# Start of Data for this task

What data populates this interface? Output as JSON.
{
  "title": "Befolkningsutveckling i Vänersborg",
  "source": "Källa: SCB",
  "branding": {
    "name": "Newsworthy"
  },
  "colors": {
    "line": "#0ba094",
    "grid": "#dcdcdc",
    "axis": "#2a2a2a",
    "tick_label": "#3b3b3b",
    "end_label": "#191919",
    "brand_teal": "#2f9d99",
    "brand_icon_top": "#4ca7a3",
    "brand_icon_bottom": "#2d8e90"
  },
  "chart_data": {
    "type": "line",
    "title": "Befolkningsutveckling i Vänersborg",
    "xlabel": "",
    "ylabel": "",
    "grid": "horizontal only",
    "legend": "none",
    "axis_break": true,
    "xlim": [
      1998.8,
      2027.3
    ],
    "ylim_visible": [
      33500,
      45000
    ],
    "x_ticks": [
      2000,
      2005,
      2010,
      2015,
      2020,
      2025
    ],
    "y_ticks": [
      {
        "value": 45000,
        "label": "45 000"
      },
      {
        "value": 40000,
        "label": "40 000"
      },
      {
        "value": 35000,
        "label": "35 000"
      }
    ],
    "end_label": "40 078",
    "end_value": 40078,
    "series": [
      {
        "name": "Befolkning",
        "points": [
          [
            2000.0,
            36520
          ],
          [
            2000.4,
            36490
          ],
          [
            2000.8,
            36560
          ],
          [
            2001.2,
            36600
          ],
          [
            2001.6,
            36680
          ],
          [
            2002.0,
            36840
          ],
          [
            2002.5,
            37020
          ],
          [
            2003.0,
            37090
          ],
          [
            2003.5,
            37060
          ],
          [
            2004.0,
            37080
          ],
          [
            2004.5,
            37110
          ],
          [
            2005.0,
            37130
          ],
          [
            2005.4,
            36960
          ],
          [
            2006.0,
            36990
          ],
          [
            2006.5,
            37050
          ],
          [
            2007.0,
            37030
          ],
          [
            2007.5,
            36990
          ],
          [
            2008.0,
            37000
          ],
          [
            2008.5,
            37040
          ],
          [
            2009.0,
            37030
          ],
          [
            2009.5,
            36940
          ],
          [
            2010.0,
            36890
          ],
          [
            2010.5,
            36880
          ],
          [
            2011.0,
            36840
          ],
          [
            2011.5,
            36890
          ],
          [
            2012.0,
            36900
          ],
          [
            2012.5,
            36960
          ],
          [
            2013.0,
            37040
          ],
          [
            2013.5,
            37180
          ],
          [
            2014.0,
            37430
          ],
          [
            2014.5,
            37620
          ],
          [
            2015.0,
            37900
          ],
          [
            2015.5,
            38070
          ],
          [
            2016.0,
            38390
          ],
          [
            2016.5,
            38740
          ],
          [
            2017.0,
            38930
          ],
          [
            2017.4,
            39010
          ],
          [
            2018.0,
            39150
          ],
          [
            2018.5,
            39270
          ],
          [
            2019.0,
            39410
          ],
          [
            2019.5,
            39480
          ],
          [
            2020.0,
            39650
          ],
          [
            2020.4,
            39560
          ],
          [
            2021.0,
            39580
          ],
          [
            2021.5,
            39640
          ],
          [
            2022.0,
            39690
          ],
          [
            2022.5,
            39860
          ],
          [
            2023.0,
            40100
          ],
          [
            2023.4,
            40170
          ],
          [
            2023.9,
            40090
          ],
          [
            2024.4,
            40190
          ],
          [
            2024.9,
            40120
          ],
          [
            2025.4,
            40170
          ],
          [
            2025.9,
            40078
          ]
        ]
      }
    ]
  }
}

# End of Data for this task

◆ Task statement
Copy each record from above without leaving any out.

◆ Reply
What data populates this interface? Output as JSON.
{
  "title": "Befolkningsutveckling i Vänersborg",
  "source": "Källa: SCB",
  "branding": {
    "name": "Newsworthy"
  },
  "colors": {
    "line": "#0ba094",
    "grid": "#dcdcdc",
    "axis": "#2a2a2a",
    "tick_label": "#3b3b3b",
    "end_label": "#191919",
    "brand_teal": "#2f9d99",
    "brand_icon_top": "#4ca7a3",
    "brand_icon_bottom": "#2d8e90"
  },
  "chart_data": {
    "type": "line",
    "title": "Befolkningsutveckling i Vänersborg",
    "xlabel": "",
    "ylabel": "",
    "grid": "horizontal only",
    "legend": "none",
    "axis_break": true,
    "xlim": [
      1998.8,
      2027.3
    ],
    "ylim_visible": [
      33500,
      45000
    ],
    "x_ticks": [
      2000,
      2005,
      2010,
      2015,
      2020,
      2025
    ],
    "y_ticks": [
      {
        "value": 45000,
        "label": "45 000"
      },
      {
        "value": 40000,
        "label": "40 000"
      },
      {
        "value": 35000,
        "label": "35 000"
      }
    ],
    "end_label": "40 078",
    "end_value": 40078,
    "series": [
      {
        "name": "Befolkning",
        "points": [
          [
            2000.0,
            36520
          ],
          [
            2000.4,
            36490
          ],
          [
            2000.8,
            36560
          ],
          [
            2001.2,
            36600
          ],
          [
            2001.6,
            36680
          ],
          [
            2002.0,
            36840
          ],
          [
            2002.5,
            37020
          ],
          [
            2003.0,
            37090
          ],
          [
            2003.5,
            37060
          ],
          [
            2004.0,
            37080
          ],
          [
            2004.5,
            37110
          ],
          [
            2005.0,
            37130
          ],
          [
            2005.4,
            36960
          ],
          [
            2006.0,
            36990
          ],
          [
            2006.5,
            37050
          ],
          [
            2007.0,
            37030
          ],
          [
            2007.5,
            36990
          ],
          [
            2008.0,
            37000
          ],
          [
            2008.5,
            37040
          ],
          [
            2009.0,
            37030
          ],
          [
            2009.5,
            36940
          ],
          [
            2010.0,
            36890
          ],
          [
            2010.5,
            36880
          ],
          [
            2011.0,
            36840
          ],
          [
            2011.5,
            36890
          ],
          [
            2012.0,
            36900
          ],
          [
            2012.5,
            36960
          ],
          [
            2013.0,
            37040
          ],
          [
            2013.5,
            37180
          ],
          [
            2014.0,
            37430
          ],
          [
            2014.5,
            37620
          ],
          [
            2015.0,
            37900
          ],
          [
            2015.5,
            38070
          ],
          [
            2016.0,
            38390
          ],
          [
            2016.5,
            38740
          ],
          [
            2017.0,
            38930
          ],
          [
            2017.4,
            39010
          ],
          [
            2018.0,
            39150
          ],
          [
            2018.5,
            39270
          ],
          [
            2019.0,
            39410
          ],
          [
            2019.5,
            39480
          ],
          [
            2020.0,
            39650
          ],
          [
            2020.4,
            39560
          ],
          [
            2021.0,
            39580
          ],
          [
            2021.5,
            39640
          ],
          [
            2022.0,
            39690
          ],
          [
            2022.5,
            39860
          ],
          [
            2023.0,
            40100
          ],
          [
            2023.4,
            40170
          ],
          [
            2023.9,
            40090
          ],
          [
            2024.4,
            40190
          ],
          [
            2024.9,
            40120
          ],
          [
            2025.4,
            40170
          ],
          [
            2025.9,
            40078
          ]
        ]
      }
    ]
  }
}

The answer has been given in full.